───── Stored records
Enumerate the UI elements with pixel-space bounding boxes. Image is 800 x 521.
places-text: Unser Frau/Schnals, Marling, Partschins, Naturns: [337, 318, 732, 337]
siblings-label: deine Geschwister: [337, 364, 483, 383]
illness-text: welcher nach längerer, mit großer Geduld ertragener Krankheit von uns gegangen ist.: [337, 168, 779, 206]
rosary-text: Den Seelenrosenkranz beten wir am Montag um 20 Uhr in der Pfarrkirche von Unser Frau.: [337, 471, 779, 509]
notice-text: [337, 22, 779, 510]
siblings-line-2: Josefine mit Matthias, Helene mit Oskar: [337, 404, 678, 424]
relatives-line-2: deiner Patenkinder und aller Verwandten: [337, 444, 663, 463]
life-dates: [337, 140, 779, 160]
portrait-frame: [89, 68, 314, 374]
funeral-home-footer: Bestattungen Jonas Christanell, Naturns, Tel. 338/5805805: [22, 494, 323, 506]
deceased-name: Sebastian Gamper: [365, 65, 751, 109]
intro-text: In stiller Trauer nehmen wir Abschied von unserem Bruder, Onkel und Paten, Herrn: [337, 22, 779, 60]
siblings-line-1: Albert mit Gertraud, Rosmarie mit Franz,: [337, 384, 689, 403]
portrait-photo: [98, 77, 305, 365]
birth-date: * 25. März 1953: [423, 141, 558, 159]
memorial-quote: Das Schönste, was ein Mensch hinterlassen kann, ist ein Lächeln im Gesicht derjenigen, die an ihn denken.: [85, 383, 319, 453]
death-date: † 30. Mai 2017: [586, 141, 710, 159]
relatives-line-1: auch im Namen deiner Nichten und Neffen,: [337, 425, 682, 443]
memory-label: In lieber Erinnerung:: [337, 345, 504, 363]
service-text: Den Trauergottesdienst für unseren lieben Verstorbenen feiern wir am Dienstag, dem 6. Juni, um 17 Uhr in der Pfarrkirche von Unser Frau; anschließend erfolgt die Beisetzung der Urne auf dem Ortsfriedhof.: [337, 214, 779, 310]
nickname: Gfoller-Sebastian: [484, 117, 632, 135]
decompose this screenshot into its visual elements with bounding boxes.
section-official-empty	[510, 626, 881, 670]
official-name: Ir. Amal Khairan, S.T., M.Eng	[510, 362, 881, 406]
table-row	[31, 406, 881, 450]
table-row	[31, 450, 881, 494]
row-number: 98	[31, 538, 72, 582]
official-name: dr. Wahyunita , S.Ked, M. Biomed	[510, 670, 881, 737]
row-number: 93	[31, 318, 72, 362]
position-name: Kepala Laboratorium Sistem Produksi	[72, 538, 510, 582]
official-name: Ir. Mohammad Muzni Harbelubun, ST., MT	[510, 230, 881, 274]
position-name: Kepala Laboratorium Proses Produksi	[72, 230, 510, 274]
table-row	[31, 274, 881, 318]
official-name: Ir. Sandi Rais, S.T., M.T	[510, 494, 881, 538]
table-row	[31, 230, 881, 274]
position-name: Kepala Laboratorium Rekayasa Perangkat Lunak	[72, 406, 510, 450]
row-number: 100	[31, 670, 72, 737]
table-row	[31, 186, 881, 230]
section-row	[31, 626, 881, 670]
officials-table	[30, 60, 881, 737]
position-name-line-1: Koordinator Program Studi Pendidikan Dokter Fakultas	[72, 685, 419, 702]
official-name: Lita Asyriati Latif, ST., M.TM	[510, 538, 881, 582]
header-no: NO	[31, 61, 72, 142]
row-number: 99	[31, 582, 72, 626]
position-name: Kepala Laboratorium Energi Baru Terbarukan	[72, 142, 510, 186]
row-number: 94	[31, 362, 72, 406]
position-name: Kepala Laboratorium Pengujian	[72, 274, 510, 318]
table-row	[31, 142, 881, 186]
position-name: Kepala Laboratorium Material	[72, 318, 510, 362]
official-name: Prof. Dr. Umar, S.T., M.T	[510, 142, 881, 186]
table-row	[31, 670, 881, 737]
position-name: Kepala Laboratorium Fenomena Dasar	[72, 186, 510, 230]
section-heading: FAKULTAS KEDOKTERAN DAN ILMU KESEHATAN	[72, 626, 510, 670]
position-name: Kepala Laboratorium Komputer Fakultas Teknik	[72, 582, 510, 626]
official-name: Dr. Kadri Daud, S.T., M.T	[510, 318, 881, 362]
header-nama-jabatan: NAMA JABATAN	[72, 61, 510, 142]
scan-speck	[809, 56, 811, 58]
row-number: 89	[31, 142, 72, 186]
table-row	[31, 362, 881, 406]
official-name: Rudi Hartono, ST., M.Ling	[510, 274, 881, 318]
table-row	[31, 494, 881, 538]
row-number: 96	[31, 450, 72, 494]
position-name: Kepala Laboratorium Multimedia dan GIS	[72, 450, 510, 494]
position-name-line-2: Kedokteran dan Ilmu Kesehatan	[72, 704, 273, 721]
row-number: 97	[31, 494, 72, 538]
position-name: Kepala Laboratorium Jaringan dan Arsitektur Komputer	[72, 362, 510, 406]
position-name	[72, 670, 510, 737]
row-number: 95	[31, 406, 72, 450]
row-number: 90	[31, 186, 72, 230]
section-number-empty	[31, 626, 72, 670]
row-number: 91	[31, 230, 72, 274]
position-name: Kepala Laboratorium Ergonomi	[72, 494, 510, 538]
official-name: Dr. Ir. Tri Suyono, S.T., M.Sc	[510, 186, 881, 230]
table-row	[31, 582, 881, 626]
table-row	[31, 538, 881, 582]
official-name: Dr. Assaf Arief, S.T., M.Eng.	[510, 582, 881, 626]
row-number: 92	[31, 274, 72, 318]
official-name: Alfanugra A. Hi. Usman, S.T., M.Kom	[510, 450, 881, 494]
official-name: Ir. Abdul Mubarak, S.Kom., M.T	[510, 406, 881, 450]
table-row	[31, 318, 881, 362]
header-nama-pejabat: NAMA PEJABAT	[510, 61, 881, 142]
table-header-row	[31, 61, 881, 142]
──────────
───── Stored records
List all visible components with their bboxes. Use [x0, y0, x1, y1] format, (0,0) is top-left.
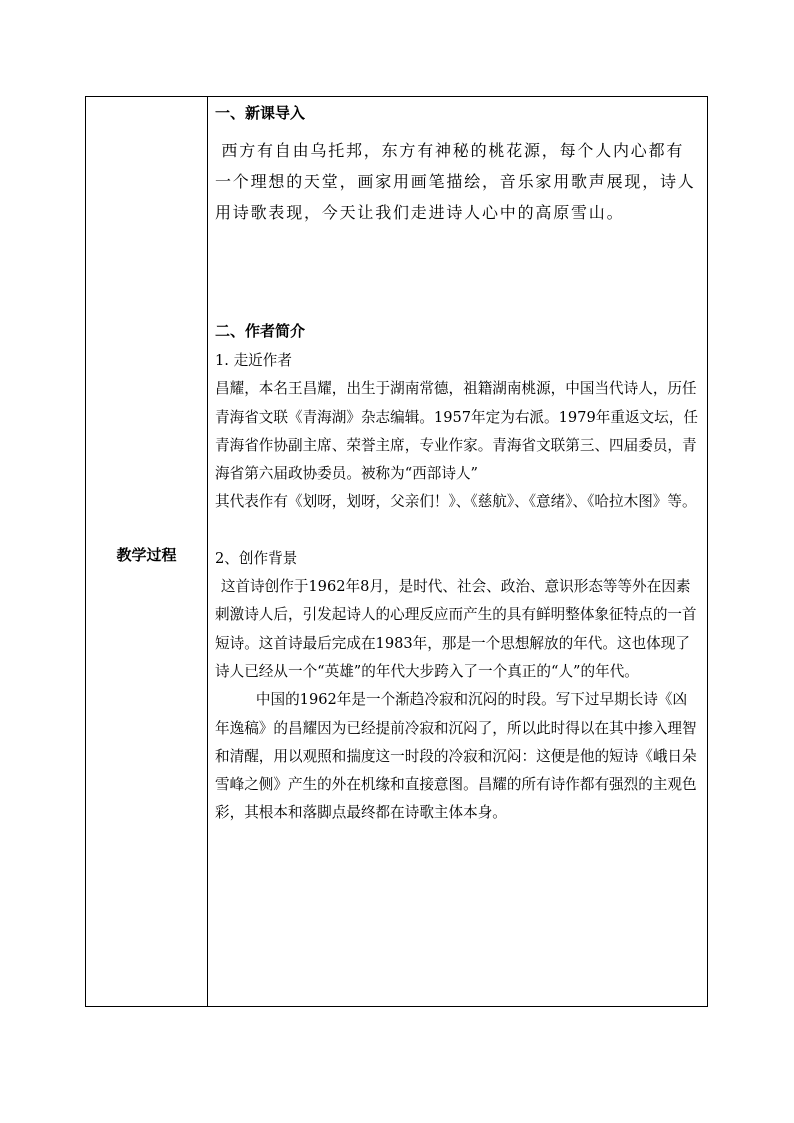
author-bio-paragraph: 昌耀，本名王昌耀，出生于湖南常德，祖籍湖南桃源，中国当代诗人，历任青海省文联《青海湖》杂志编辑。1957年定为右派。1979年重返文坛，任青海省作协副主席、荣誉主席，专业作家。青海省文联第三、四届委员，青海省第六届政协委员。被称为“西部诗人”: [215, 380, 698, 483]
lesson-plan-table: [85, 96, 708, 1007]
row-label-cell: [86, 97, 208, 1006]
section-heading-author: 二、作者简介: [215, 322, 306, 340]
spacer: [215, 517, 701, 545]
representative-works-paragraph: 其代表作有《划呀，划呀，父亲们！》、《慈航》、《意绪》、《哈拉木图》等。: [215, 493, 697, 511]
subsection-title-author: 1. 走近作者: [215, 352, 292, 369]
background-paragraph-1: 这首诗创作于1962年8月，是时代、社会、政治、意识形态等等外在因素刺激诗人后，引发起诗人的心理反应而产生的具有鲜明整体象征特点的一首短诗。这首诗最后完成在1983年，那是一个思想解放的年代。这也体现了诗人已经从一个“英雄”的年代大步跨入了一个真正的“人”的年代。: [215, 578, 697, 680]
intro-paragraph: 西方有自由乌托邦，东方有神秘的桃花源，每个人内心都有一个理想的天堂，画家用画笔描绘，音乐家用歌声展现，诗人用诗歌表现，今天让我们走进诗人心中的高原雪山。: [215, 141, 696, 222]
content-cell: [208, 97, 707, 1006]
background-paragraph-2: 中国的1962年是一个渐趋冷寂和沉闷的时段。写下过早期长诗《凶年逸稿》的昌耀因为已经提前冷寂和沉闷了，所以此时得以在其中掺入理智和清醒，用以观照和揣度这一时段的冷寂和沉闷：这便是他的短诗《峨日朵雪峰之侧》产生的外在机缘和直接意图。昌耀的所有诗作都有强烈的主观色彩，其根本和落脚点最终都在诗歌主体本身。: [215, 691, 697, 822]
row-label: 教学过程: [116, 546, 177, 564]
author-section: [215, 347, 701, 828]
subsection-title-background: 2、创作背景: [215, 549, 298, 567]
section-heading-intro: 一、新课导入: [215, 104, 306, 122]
──────────
───── Stored records
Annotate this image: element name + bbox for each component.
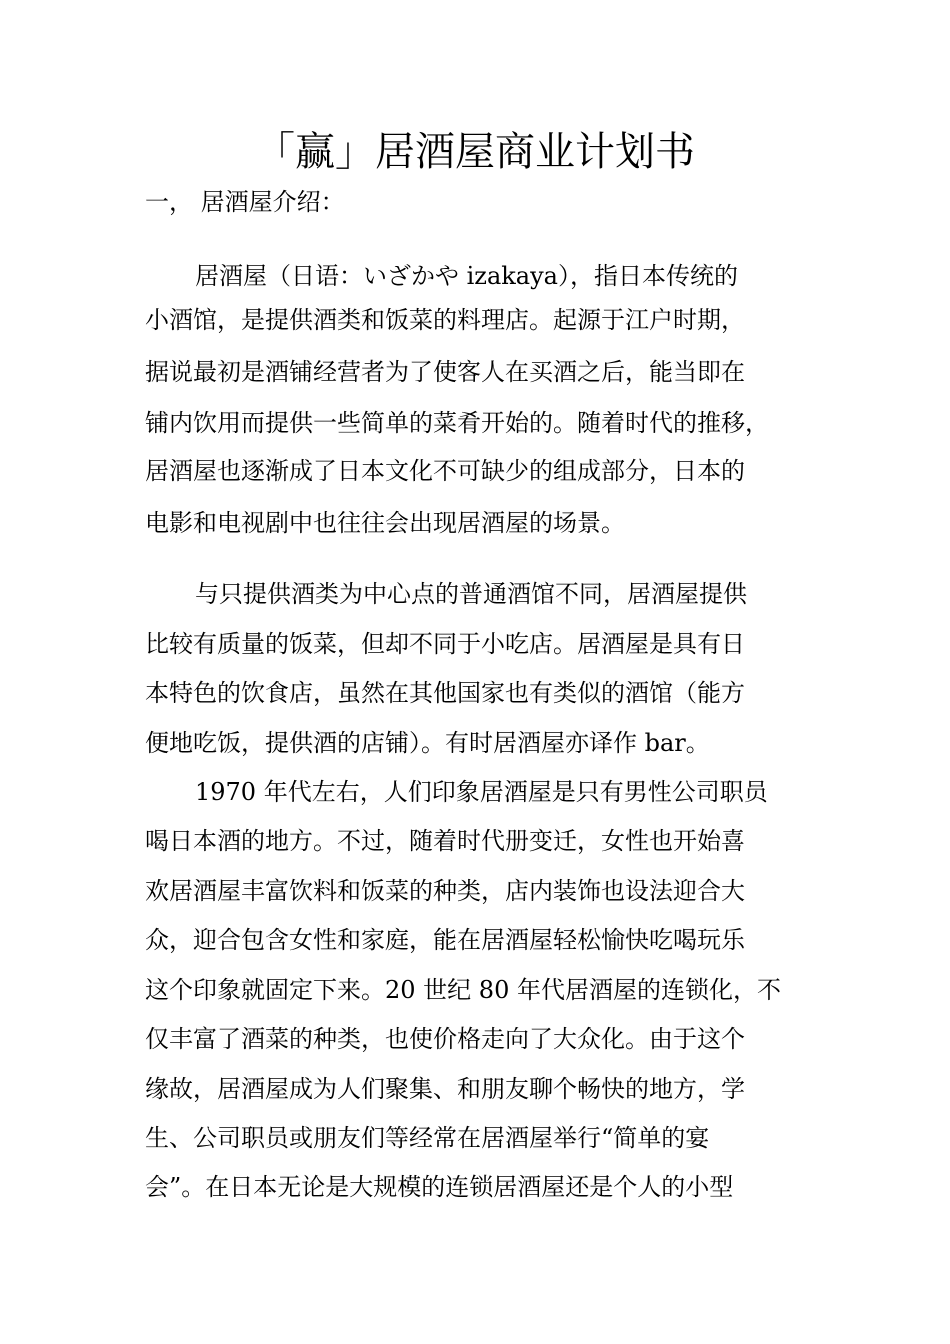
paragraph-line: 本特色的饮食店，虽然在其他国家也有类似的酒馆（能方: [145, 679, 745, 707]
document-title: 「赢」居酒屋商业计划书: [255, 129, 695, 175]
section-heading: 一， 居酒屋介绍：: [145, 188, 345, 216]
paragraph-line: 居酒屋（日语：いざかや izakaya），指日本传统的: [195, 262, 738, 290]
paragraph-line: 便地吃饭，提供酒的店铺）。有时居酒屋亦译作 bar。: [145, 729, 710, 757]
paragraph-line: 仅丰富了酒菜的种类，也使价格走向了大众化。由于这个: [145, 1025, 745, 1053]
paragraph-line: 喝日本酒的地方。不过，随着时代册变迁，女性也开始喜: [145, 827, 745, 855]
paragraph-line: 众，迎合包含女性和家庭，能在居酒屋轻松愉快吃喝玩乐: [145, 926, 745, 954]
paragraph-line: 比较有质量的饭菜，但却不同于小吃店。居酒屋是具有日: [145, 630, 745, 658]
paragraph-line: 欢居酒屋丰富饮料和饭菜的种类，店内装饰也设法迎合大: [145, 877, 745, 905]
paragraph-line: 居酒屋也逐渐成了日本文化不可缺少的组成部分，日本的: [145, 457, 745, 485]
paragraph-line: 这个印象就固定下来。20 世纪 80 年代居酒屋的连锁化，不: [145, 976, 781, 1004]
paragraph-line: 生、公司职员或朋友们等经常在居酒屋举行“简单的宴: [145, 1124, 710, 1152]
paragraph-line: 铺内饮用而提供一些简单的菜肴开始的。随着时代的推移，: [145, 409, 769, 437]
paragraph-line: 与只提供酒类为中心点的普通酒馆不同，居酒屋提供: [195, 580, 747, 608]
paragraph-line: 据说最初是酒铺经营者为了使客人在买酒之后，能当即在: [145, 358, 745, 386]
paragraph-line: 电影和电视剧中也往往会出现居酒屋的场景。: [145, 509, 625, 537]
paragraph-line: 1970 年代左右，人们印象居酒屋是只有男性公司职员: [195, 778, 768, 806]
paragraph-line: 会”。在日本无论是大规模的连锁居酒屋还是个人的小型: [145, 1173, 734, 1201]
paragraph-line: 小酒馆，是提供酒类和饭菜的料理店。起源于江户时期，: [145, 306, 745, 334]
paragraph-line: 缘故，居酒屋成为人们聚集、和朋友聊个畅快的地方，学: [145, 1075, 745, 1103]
──────────
What you are asked to do: Recast the part of the rows that opens with the line containing "Annotate this image: element" and closes with the line containing "1075, 745, 1103]" as a JSON list of strings, one string per line, with both end lines included and blank lines left out. Omit the picture and everything outside that part.

Solved exercise:
[
  "Annotate this image: element name + bbox for each component.",
  "paragraph-line: 本特色的饮食店，虽然在其他国家也有类似的酒馆（能方: [145, 679, 745, 707]",
  "document-title: 「赢」居酒屋商业计划书: [255, 129, 695, 175]",
  "section-heading: 一， 居酒屋介绍：: [145, 188, 345, 216]",
  "paragraph-line: 居酒屋（日语：いざかや izakaya），指日本传统的: [195, 262, 738, 290]",
  "paragraph-line: 便地吃饭，提供酒的店铺）。有时居酒屋亦译作 bar。: [145, 729, 710, 757]",
  "paragraph-line: 仅丰富了酒菜的种类，也使价格走向了大众化。由于这个: [145, 1025, 745, 1053]",
  "paragraph-line: 喝日本酒的地方。不过，随着时代册变迁，女性也开始喜: [145, 827, 745, 855]",
  "paragraph-line: 众，迎合包含女性和家庭，能在居酒屋轻松愉快吃喝玩乐: [145, 926, 745, 954]",
  "paragraph-line: 比较有质量的饭菜，但却不同于小吃店。居酒屋是具有日: [145, 630, 745, 658]",
  "paragraph-line: 欢居酒屋丰富饮料和饭菜的种类，店内装饰也设法迎合大: [145, 877, 745, 905]",
  "paragraph-line: 居酒屋也逐渐成了日本文化不可缺少的组成部分，日本的: [145, 457, 745, 485]",
  "paragraph-line: 这个印象就固定下来。20 世纪 80 年代居酒屋的连锁化，不: [145, 976, 781, 1004]",
  "paragraph-line: 生、公司职员或朋友们等经常在居酒屋举行“简单的宴: [145, 1124, 710, 1152]",
  "paragraph-line: 铺内饮用而提供一些简单的菜肴开始的。随着时代的推移，: [145, 409, 769, 437]",
  "paragraph-line: 与只提供酒类为中心点的普通酒馆不同，居酒屋提供: [195, 580, 747, 608]",
  "paragraph-line: 据说最初是酒铺经营者为了使客人在买酒之后，能当即在: [145, 358, 745, 386]",
  "paragraph-line: 电影和电视剧中也往往会出现居酒屋的场景。: [145, 509, 625, 537]",
  "paragraph-line: 1970 年代左右，人们印象居酒屋是只有男性公司职员: [195, 778, 768, 806]",
  "paragraph-line: 会”。在日本无论是大规模的连锁居酒屋还是个人的小型: [145, 1173, 734, 1201]",
  "paragraph-line: 小酒馆，是提供酒类和饭菜的料理店。起源于江户时期，: [145, 306, 745, 334]",
  "paragraph-line: 缘故，居酒屋成为人们聚集、和朋友聊个畅快的地方，学: [145, 1075, 745, 1103]"
]